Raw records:
/---
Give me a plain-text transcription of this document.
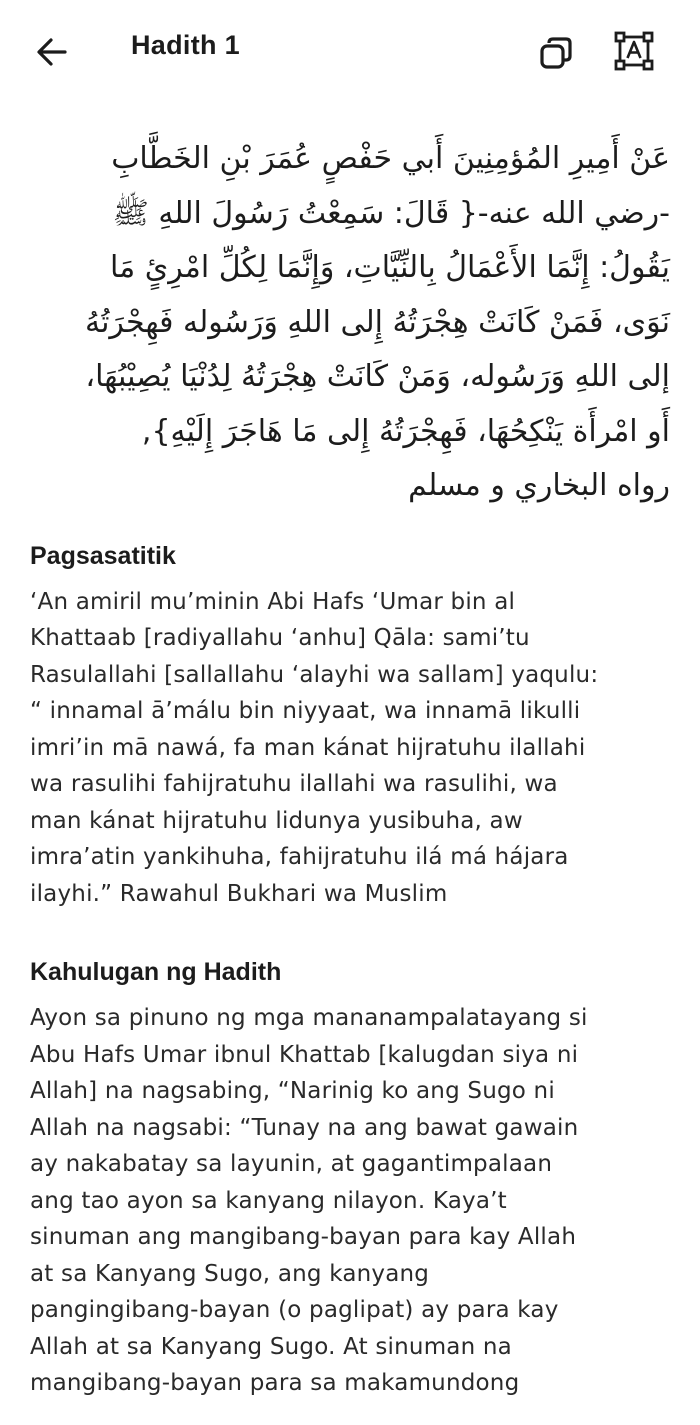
Hadith 1
عَنْ أَمِيرِ المُؤمِنِينَ أَبي حَفْصٍ عُمَرَ بْنِ الخَطَّابِ
-رضي الله عنه-{ قَالَ: سَمِعْتُ رَسُولَ اللهِ ﷺ
يَقُولُ: إِنَّمَا الأَعْمَالُ بِالنِّيَّاتِ، وَإِنَّمَا لِكُلِّ امْرِئٍ مَا
نَوَى، فَمَنْ كَانَتْ هِجْرَتُهُ إِلى اللهِ وَرَسُوله فَهِجْرَتُهُ
إلى اللهِ وَرَسُوله، وَمَنْ كَانَتْ هِجْرَتُهُ لِدُنْيَا يُصِيْبُهَا،
أَو امْرأَة يَنْكِحُهَا، فَهِجْرَتُهُ إِلى مَا هَاجَرَ إِلَيْهِ},
رواه البخاري و مسلم
Pagsasatitik
‘An amiril mu’minin Abi Hafs ‘Umar bin al
Khattaab [radiyallahu ‘anhu] Qāla: sami’tu
Rasulallahi [sallallahu ‘alayhi wa sallam] yaqulu:
“ innamal ā’málu bin niyyaat, wa innamā likulli
imri’in mā nawá, fa man kánat hijratuhu ilallahi
wa rasulihi fahijratuhu ilallahi wa rasulihi, wa
man kánat hijratuhu lidunya yusibuha, aw
imra’atin yankihuha, fahijratuhu ilá má hájara
ilayhi.” Rawahul Bukhari wa Muslim
Kahulugan ng Hadith
Ayon sa pinuno ng mga mananampalatayang si
Abu Hafs Umar ibnul Khattab [kalugdan siya ni
Allah] na nagsabing, “Narinig ko ang Sugo ni
Allah na nagsabi: “Tunay na ang bawat gawain
ay nakabatay sa layunin, at gagantimpalaan
ang tao ayon sa kanyang nilayon. Kaya’t
sinuman ang mangibang-bayan para kay Allah
at sa Kanyang Sugo, ang kanyang
pangingibang-bayan (o paglipat) ay para kay
Allah at sa Kanyang Sugo. At sinuman na
mangibang-bayan para sa makamundong
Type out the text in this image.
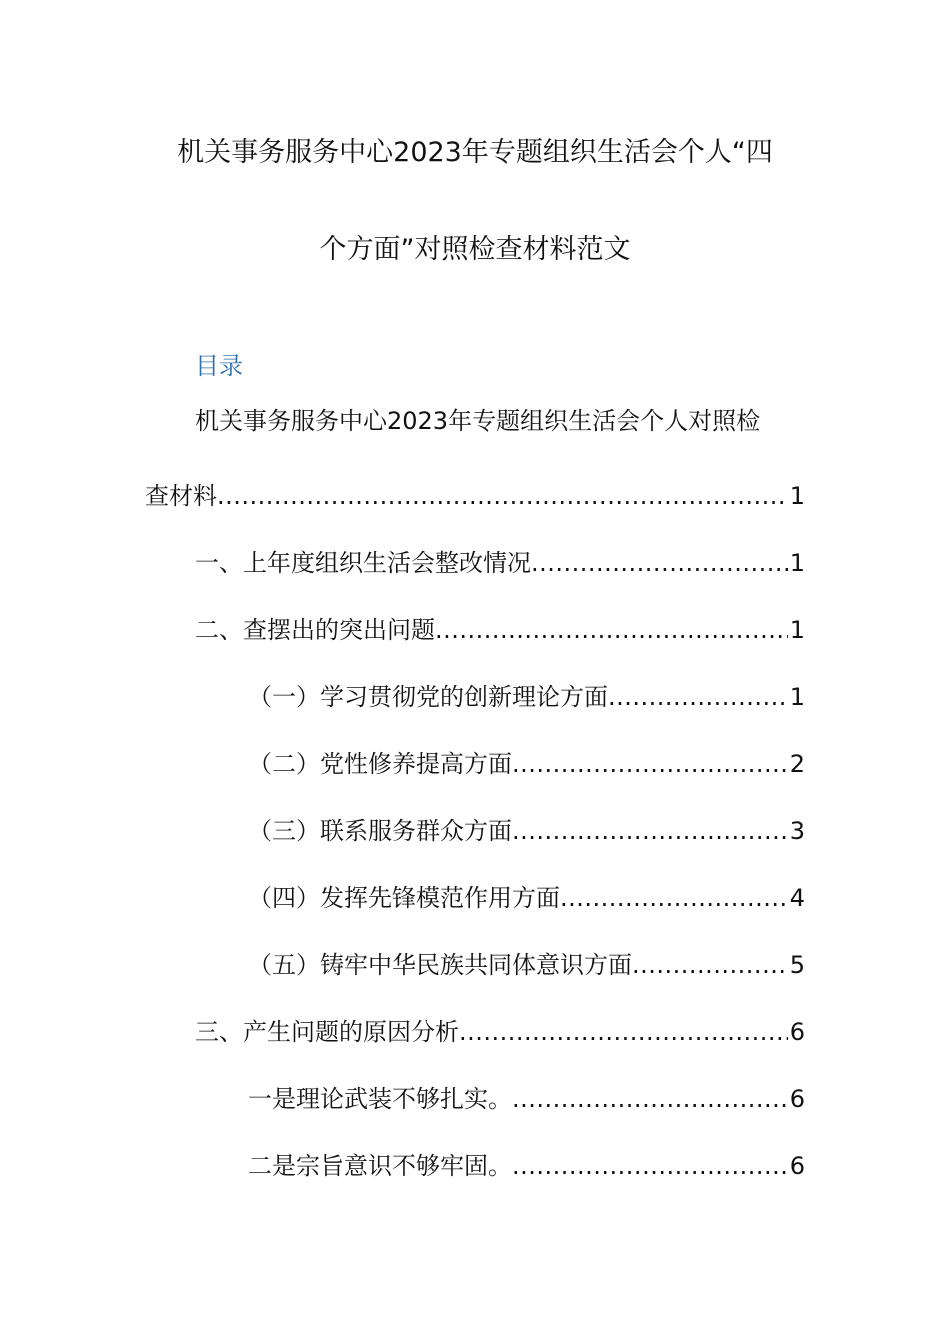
机关事务服务中心2023年专题组织生活会个人“四
个方面”对照检查材料范文
目录
机关事务服务中心2023年专题组织生活会个人对照检
查材料 .....	1
一、上年度组织生活会整改情况 .....	1
二、查摆出的突出问题 .....	1
（一）学习贯彻党的创新理论方面 .....	1
（二）党性修养提高方面 .....	2
（三）联系服务群众方面 .....	3
（四）发挥先锋模范作用方面 .....	4
（五）铸牢中华民族共同体意识方面 .....	5
三、产生问题的原因分析 .....	6
一是理论武装不够扎实。 .....	6
二是宗旨意识不够牢固。 .....	6
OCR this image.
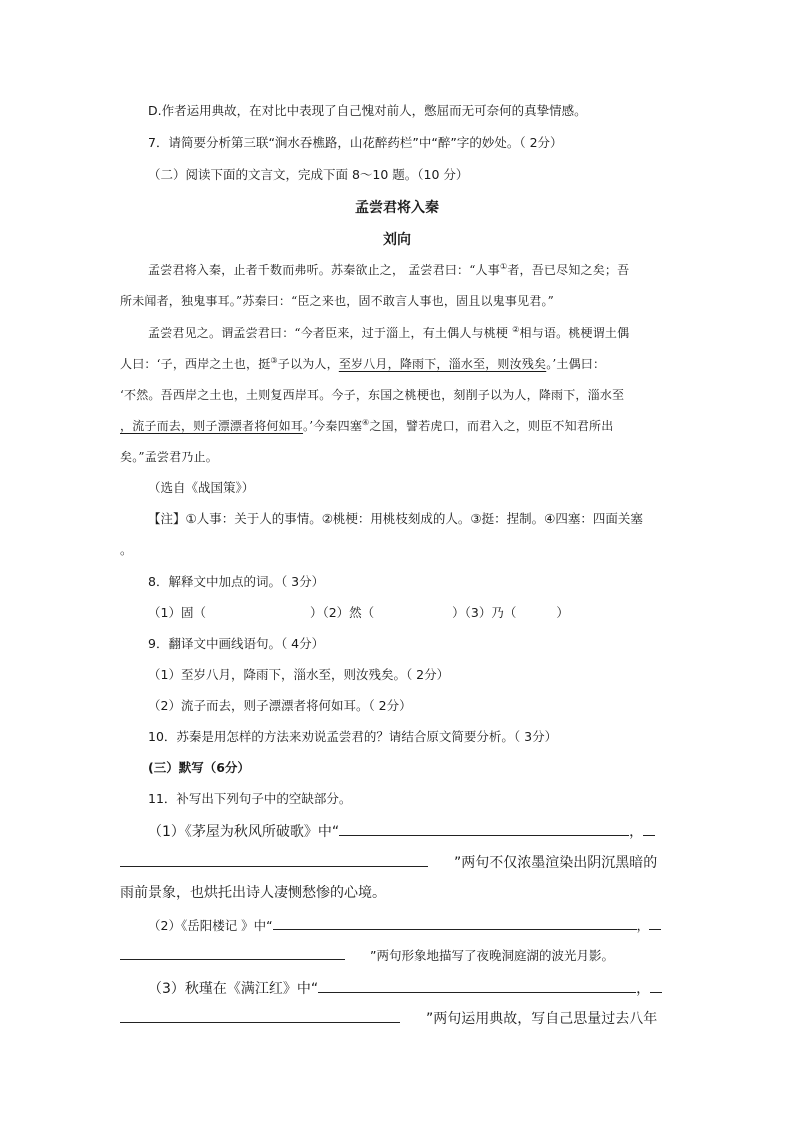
D.作者运用典故，在对比中表现了自己愧对前人，憋屈而无可奈何的真挚情感。
7．请简要分析第三联“涧水吞樵路，山花醉药栏”中“醉”字的妙处。（ 2分）
（二）阅读下面的文言文，完成下面 8～10 题。（10 分）
孟尝君将入秦
刘向
孟尝君将入秦，止者千数而弗听。苏秦欲止之， 孟尝君曰：“人事①者，吾已尽知之矣；吾
所未闻者，独鬼事耳。”苏秦曰：“臣之来也，固不敢言人事也，固且以鬼事见君。”
孟尝君见之。谓孟尝君曰：“今者臣来，过于淄上，有土偶人与桃梗 ②相与语。桃梗谓土偶
人曰：‘子，西岸之土也，挺③子以为人，至岁八月，降雨下，淄水至，则汝残矣。’土偶曰：
‘不然。吾西岸之土也，土则复西岸耳。今子，东国之桃梗也，刻削子以为人，降雨下，淄水至
，流子而去，则子漂漂者将何如耳。’今秦四塞④之国，譬若虎口，而君入之，则臣不知君所出
矣。”孟尝君乃止。
（选自《战国策》）
【注】①人事：关于人的事情。②桃梗：用桃枝刻成的人。③挺：捏制。④四塞：四面关塞
。
8．解释文中加点的词。（ 3分）
（1）固（	）（2）然（	）（3）乃（	）
9．翻译文中画线语句。（ 4分）
（1）至岁八月，降雨下，淄水至，则汝残矣。（ 2分）
（2）流子而去，则子漂漂者将何如耳。（ 2分）
10．苏秦是用怎样的方法来劝说孟尝君的？请结合原文简要分析。（ 3分）
(三）默写（6分）
11．补写出下列句子中的空缺部分。
（1）《茅屋为秋风所破歌》中“	，
”两句不仅浓墨渲染出阴沉黑暗的
雨前景象，也烘托出诗人凄恻愁惨的心境。
（2）《岳阳楼记 》中“	，
”两句形象地描写了夜晚洞庭湖的波光月影。
（3）秋瑾在《满江红》中“	，
”两句运用典故，写自己思量过去八年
\---
Every record above should come back exactly, but without its pictures.

Give me a plain-text transcription of this document.
Hadith 1
عَنْ أَمِيرِ المُؤمِنِينَ أَبي حَفْصٍ عُمَرَ بْنِ الخَطَّابِ
-رضي الله عنه-{ قَالَ: سَمِعْتُ رَسُولَ اللهِ ﷺ
يَقُولُ: إِنَّمَا الأَعْمَالُ بِالنِّيَّاتِ، وَإِنَّمَا لِكُلِّ امْرِئٍ مَا
نَوَى، فَمَنْ كَانَتْ هِجْرَتُهُ إِلى اللهِ وَرَسُوله فَهِجْرَتُهُ
إلى اللهِ وَرَسُوله، وَمَنْ كَانَتْ هِجْرَتُهُ لِدُنْيَا يُصِيْبُهَا،
أَو امْرأَة يَنْكِحُهَا، فَهِجْرَتُهُ إِلى مَا هَاجَرَ إِلَيْهِ},
رواه البخاري و مسلم
Pagsasatitik
‘An amiril mu’minin Abi Hafs ‘Umar bin al
Khattaab [radiyallahu ‘anhu] Qāla: sami’tu
Rasulallahi [sallallahu ‘alayhi wa sallam] yaqulu:
“ innamal ā’málu bin niyyaat, wa innamā likulli
imri’in mā nawá, fa man kánat hijratuhu ilallahi
wa rasulihi fahijratuhu ilallahi wa rasulihi, wa
man kánat hijratuhu lidunya yusibuha, aw
imra’atin yankihuha, fahijratuhu ilá má hájara
ilayhi.” Rawahul Bukhari wa Muslim
Kahulugan ng Hadith
Ayon sa pinuno ng mga mananampalatayang si
Abu Hafs Umar ibnul Khattab [kalugdan siya ni
Allah] na nagsabing, “Narinig ko ang Sugo ni
Allah na nagsabi: “Tunay na ang bawat gawain
ay nakabatay sa layunin, at gagantimpalaan
ang tao ayon sa kanyang nilayon. Kaya’t
sinuman ang mangibang-bayan para kay Allah
at sa Kanyang Sugo, ang kanyang
pangingibang-bayan (o paglipat) ay para kay
Allah at sa Kanyang Sugo. At sinuman na
mangibang-bayan para sa makamundong
Type out the text in this image.
机关事务服务中心2023年专题组织生活会个人“四
个方面”对照检查材料范文
目录
机关事务服务中心2023年专题组织生活会个人对照检
查材料 .....	1
一、上年度组织生活会整改情况 .....	1
二、查摆出的突出问题 .....	1
（一）学习贯彻党的创新理论方面 .....	1
（二）党性修养提高方面 .....	2
（三）联系服务群众方面 .....	3
（四）发挥先锋模范作用方面 .....	4
（五）铸牢中华民族共同体意识方面 .....	5
三、产生问题的原因分析 .....	6
一是理论武装不够扎实。 .....	6
二是宗旨意识不够牢固。 .....	6
OCR this image.
D.作者运用典故，在对比中表现了自己愧对前人，憋屈而无可奈何的真挚情感。
7．请简要分析第三联“涧水吞樵路，山花醉药栏”中“醉”字的妙处。（ 2分）
（二）阅读下面的文言文，完成下面 8～10 题。（10 分）
孟尝君将入秦
刘向
孟尝君将入秦，止者千数而弗听。苏秦欲止之， 孟尝君曰：“人事①者，吾已尽知之矣；吾
所未闻者，独鬼事耳。”苏秦曰：“臣之来也，固不敢言人事也，固且以鬼事见君。”
孟尝君见之。谓孟尝君曰：“今者臣来，过于淄上，有土偶人与桃梗 ②相与语。桃梗谓土偶
人曰：‘子，西岸之土也，挺③子以为人，至岁八月，降雨下，淄水至，则汝残矣。’土偶曰：
‘不然。吾西岸之土也，土则复西岸耳。今子，东国之桃梗也，刻削子以为人，降雨下，淄水至
，流子而去，则子漂漂者将何如耳。’今秦四塞④之国，譬若虎口，而君入之，则臣不知君所出
矣。”孟尝君乃止。
（选自《战国策》）
【注】①人事：关于人的事情。②桃梗：用桃枝刻成的人。③挺：捏制。④四塞：四面关塞
。
8．解释文中加点的词。（ 3分）
（1）固（	）（2）然（	）（3）乃（	）
9．翻译文中画线语句。（ 4分）
（1）至岁八月，降雨下，淄水至，则汝残矣。（ 2分）
（2）流子而去，则子漂漂者将何如耳。（ 2分）
10．苏秦是用怎样的方法来劝说孟尝君的？请结合原文简要分析。（ 3分）
(三）默写（6分）
11．补写出下列句子中的空缺部分。
（1）《茅屋为秋风所破歌》中“	，
”两句不仅浓墨渲染出阴沉黑暗的
雨前景象，也烘托出诗人凄恻愁惨的心境。
（2）《岳阳楼记 》中“	，
”两句形象地描写了夜晚洞庭湖的波光月影。
（3）秋瑾在《满江红》中“	，
”两句运用典故，写自己思量过去八年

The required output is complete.